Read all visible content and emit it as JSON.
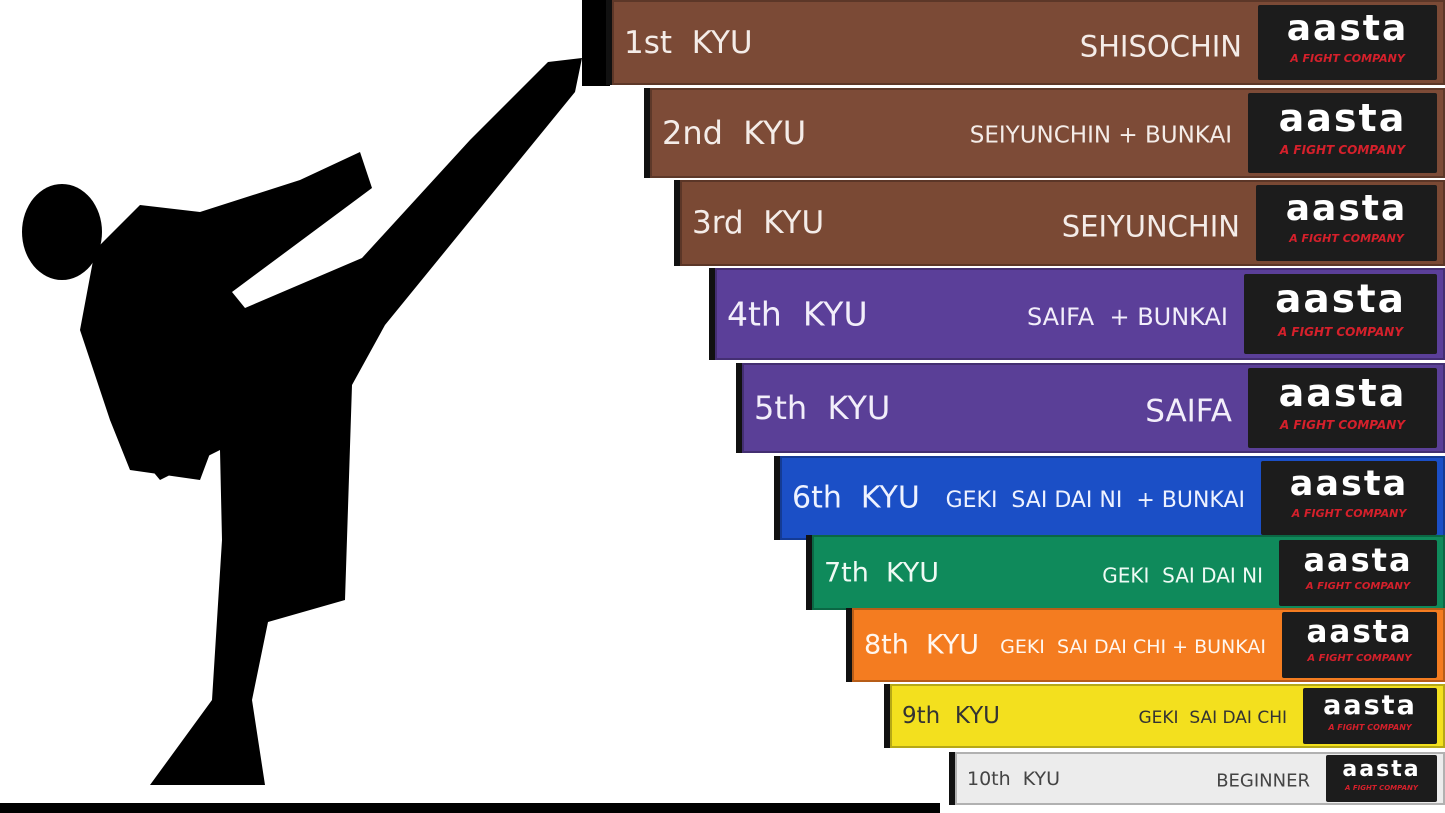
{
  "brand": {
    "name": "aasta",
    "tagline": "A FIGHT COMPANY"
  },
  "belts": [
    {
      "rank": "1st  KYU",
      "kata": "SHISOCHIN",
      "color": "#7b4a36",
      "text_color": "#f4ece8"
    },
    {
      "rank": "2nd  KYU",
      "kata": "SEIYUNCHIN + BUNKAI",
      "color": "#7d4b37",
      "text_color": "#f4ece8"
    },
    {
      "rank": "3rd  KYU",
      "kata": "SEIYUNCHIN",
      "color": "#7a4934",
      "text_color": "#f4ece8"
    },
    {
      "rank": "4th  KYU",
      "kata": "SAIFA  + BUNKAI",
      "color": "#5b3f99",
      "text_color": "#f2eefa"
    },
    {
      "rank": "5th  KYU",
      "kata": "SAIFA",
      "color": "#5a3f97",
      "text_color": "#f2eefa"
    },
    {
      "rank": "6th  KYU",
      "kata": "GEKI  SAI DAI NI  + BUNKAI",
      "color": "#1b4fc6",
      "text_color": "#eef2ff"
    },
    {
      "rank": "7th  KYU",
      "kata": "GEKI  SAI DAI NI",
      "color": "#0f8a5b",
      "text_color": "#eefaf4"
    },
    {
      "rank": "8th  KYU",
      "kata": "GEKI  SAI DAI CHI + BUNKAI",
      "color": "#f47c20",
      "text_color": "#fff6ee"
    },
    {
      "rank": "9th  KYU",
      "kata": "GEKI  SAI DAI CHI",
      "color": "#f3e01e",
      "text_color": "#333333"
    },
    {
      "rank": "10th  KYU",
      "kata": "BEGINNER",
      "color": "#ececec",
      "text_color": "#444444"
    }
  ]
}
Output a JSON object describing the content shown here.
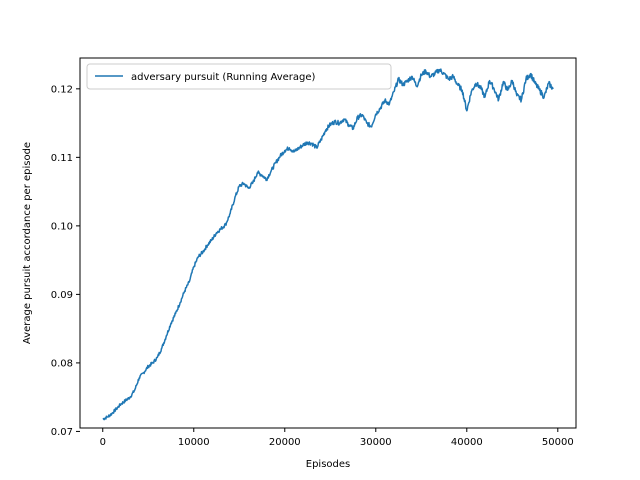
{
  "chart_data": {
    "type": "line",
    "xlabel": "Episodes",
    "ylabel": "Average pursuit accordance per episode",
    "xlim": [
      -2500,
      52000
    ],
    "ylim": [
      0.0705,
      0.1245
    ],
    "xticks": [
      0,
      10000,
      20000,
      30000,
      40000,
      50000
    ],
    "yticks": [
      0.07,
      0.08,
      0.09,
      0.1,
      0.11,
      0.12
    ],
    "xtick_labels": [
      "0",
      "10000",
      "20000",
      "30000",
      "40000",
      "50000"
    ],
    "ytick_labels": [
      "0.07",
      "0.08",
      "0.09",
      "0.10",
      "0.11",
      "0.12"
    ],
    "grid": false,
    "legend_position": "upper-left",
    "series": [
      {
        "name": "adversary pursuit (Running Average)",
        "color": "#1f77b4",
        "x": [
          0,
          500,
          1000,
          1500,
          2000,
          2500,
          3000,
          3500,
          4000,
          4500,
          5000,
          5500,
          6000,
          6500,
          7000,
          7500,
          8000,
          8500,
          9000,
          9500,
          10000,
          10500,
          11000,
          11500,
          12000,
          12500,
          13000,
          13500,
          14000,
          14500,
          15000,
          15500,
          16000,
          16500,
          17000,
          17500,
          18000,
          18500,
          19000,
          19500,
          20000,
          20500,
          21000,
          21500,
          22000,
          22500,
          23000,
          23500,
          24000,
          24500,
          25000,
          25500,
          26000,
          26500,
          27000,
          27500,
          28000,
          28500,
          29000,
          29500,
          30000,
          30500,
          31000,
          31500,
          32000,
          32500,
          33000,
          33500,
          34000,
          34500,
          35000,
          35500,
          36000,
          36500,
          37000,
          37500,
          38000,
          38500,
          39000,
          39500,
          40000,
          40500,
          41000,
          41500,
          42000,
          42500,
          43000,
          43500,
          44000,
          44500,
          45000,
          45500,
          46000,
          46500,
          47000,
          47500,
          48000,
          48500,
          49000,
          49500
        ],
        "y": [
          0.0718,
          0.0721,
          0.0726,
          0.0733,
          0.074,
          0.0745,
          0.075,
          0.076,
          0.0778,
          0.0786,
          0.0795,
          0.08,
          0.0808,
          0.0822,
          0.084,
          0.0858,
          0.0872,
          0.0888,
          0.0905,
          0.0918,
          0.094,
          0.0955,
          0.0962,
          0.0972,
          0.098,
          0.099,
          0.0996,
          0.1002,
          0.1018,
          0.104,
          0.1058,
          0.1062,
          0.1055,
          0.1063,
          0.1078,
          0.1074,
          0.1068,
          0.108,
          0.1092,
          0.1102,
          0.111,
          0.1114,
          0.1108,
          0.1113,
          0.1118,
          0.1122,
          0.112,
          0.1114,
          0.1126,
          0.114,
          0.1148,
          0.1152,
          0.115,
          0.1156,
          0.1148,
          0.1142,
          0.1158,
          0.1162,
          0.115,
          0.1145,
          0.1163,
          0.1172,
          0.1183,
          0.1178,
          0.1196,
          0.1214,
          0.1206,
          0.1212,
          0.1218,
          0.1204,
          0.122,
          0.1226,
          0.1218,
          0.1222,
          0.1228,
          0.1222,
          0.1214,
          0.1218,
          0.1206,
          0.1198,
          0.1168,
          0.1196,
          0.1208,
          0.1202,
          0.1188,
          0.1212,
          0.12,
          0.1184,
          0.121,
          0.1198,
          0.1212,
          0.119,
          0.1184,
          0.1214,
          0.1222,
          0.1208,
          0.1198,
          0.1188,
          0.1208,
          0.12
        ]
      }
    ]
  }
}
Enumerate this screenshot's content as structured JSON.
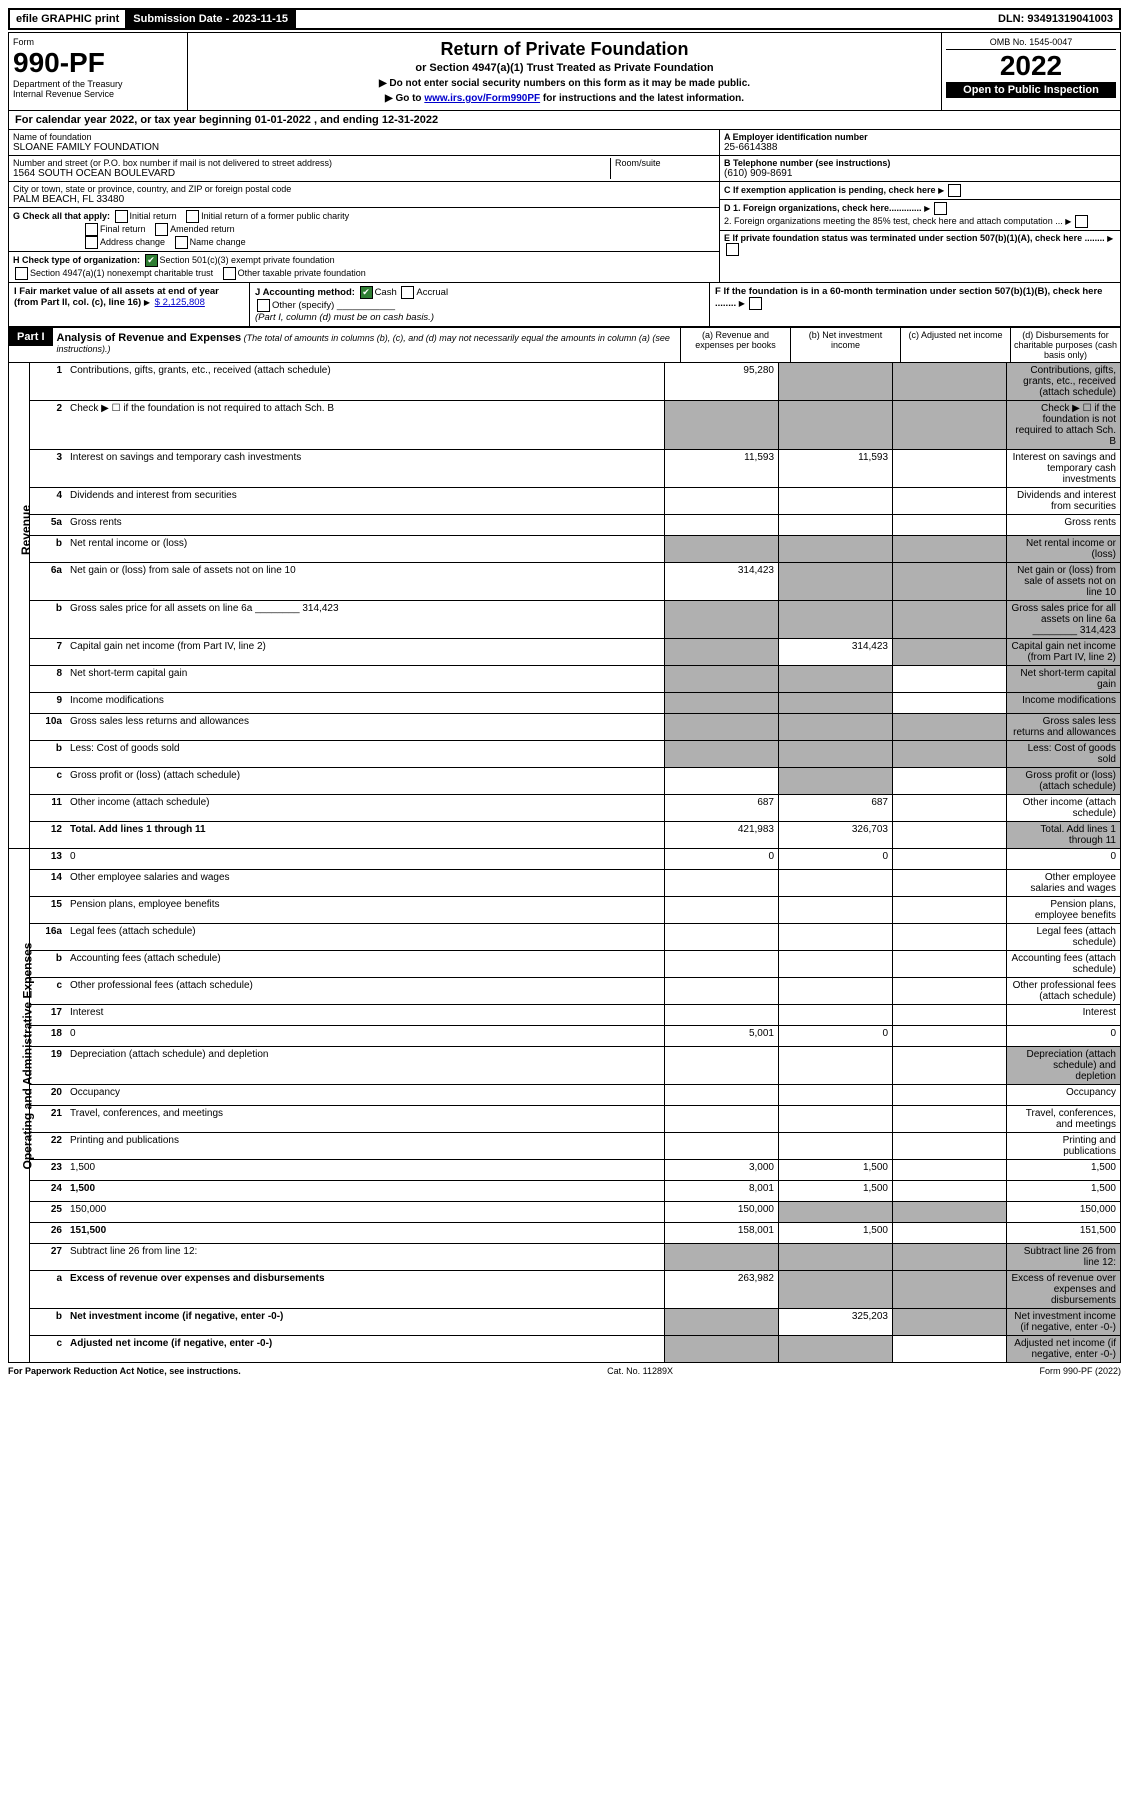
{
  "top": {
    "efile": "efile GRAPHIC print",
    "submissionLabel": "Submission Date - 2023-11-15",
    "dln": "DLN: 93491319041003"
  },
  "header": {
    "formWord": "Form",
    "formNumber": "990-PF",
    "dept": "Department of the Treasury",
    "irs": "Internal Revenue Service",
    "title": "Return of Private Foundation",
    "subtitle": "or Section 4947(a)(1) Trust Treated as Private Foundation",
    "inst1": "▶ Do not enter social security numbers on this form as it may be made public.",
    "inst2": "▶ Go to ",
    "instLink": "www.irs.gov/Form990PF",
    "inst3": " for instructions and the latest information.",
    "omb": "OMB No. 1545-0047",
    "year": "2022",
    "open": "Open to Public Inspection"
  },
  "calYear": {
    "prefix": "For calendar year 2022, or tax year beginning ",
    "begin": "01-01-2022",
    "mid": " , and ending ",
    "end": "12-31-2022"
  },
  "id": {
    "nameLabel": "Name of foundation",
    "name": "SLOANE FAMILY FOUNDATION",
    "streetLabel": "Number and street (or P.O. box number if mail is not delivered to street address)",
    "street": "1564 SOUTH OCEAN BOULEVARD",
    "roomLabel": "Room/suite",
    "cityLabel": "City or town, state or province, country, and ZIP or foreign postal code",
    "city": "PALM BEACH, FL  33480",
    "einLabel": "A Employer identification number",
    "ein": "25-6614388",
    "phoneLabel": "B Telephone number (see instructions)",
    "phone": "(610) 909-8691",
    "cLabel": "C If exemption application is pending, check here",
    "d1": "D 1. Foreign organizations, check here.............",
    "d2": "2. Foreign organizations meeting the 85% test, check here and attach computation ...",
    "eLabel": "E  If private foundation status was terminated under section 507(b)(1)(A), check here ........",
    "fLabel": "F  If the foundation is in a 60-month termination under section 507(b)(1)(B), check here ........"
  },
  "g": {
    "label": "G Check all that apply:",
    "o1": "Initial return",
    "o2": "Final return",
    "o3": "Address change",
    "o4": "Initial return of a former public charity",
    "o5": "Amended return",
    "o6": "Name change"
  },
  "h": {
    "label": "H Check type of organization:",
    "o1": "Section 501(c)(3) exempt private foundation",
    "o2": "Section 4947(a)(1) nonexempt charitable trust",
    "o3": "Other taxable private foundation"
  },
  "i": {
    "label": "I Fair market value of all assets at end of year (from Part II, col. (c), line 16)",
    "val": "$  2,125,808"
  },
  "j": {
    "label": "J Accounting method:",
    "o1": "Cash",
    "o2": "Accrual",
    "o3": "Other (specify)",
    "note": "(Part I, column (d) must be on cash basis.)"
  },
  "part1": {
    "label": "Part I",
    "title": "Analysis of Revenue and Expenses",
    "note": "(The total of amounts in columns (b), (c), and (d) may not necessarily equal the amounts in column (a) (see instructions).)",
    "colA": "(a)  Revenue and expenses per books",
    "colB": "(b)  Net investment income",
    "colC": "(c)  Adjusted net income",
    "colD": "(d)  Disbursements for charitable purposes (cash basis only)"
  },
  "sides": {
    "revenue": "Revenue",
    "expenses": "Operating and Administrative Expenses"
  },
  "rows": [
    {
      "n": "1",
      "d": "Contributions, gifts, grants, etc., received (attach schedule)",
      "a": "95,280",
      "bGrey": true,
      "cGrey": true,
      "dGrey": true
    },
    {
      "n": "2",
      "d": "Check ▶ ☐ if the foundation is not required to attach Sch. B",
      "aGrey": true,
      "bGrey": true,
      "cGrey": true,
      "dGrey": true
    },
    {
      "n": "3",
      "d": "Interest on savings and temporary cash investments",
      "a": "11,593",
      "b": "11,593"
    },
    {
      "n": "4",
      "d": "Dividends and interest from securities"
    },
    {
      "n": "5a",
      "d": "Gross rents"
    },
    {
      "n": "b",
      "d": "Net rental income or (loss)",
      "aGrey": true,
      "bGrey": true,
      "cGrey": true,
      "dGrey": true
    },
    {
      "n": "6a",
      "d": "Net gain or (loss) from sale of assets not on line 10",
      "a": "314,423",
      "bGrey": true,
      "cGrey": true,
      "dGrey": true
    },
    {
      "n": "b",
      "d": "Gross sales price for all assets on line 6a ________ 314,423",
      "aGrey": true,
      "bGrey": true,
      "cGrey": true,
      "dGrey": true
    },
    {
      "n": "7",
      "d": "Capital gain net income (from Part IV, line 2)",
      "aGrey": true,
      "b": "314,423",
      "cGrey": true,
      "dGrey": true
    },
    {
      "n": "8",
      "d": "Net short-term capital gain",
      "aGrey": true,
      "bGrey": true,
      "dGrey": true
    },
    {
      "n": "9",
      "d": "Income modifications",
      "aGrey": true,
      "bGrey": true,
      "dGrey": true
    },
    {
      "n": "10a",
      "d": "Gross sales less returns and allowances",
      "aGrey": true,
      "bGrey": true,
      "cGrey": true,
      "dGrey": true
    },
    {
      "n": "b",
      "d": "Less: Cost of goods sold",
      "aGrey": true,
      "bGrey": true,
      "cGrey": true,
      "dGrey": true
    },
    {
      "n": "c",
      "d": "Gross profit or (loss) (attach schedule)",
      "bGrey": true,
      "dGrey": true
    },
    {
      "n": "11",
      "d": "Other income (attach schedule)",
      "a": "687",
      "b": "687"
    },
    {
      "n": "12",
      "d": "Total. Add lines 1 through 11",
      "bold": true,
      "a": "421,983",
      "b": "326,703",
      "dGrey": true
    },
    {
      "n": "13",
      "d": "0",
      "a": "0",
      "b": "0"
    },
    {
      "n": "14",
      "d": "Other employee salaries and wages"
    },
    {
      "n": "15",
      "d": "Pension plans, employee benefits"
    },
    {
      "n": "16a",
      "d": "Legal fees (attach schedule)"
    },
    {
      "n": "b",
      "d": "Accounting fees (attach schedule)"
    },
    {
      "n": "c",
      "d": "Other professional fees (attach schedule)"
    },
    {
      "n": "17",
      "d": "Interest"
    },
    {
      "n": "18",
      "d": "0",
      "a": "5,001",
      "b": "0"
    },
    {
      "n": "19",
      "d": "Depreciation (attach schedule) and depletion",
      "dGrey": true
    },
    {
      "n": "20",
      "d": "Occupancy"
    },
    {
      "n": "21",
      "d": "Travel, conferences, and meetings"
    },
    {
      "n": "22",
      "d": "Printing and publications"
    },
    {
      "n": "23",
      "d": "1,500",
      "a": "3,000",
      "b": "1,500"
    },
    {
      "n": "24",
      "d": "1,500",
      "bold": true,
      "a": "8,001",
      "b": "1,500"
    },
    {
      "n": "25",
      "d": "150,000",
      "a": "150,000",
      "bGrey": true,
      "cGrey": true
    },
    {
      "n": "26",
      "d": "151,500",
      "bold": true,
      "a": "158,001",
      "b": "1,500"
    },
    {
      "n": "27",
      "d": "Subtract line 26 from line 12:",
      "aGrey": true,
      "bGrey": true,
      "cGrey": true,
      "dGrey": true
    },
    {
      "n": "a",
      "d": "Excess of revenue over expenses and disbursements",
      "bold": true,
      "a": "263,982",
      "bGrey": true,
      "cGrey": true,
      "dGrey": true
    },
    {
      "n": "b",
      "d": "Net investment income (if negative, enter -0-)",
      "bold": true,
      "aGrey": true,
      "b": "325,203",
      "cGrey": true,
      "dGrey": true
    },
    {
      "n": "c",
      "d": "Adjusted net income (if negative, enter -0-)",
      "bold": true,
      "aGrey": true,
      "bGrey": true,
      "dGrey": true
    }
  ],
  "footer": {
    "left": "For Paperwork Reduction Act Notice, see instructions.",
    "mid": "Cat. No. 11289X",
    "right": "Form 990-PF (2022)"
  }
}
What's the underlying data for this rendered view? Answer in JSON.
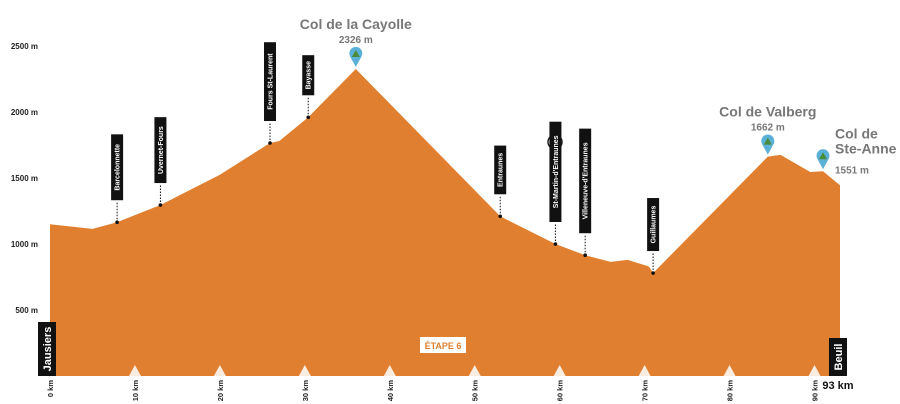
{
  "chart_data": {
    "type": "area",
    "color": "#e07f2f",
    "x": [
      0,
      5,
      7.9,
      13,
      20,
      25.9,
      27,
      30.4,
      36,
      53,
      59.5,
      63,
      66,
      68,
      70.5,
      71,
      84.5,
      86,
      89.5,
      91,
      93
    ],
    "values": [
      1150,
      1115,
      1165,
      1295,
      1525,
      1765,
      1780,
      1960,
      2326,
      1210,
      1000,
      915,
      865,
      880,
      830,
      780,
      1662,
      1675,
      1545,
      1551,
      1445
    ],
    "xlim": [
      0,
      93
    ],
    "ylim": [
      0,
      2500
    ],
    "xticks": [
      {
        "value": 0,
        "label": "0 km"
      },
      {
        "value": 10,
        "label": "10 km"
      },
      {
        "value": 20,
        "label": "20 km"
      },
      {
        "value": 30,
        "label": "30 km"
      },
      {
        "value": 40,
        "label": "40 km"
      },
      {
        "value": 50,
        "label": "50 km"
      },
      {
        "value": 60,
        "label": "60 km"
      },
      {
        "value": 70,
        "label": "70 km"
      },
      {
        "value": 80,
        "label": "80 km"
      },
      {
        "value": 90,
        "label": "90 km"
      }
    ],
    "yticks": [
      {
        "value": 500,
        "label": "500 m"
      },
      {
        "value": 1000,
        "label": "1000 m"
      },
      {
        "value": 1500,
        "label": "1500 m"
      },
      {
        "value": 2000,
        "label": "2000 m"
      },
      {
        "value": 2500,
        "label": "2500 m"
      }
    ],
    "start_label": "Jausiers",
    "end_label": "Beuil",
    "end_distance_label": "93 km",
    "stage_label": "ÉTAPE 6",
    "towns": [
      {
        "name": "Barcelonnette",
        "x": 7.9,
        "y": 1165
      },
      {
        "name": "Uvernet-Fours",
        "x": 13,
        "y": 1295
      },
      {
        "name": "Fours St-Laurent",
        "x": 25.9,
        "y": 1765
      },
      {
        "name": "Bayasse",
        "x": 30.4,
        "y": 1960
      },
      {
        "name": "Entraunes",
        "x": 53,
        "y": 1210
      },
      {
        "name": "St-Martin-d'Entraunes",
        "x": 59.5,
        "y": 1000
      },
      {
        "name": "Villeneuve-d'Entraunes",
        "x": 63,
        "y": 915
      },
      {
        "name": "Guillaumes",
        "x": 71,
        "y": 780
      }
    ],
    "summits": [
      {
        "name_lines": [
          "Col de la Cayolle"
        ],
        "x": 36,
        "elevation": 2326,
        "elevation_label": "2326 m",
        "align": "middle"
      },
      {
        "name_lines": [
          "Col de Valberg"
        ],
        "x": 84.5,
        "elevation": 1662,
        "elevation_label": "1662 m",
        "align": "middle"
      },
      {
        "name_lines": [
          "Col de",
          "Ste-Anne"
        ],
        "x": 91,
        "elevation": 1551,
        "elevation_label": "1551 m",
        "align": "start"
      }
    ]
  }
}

### TASK PROMPT
Extract from the material all lines containing the string "basis".

### COMPLETE OUTPUT
    "note": "(Part I, column (d) must be on cash basis.)"
    "colD": "(d)  Disbursements for charitable purposes (cash basis only)"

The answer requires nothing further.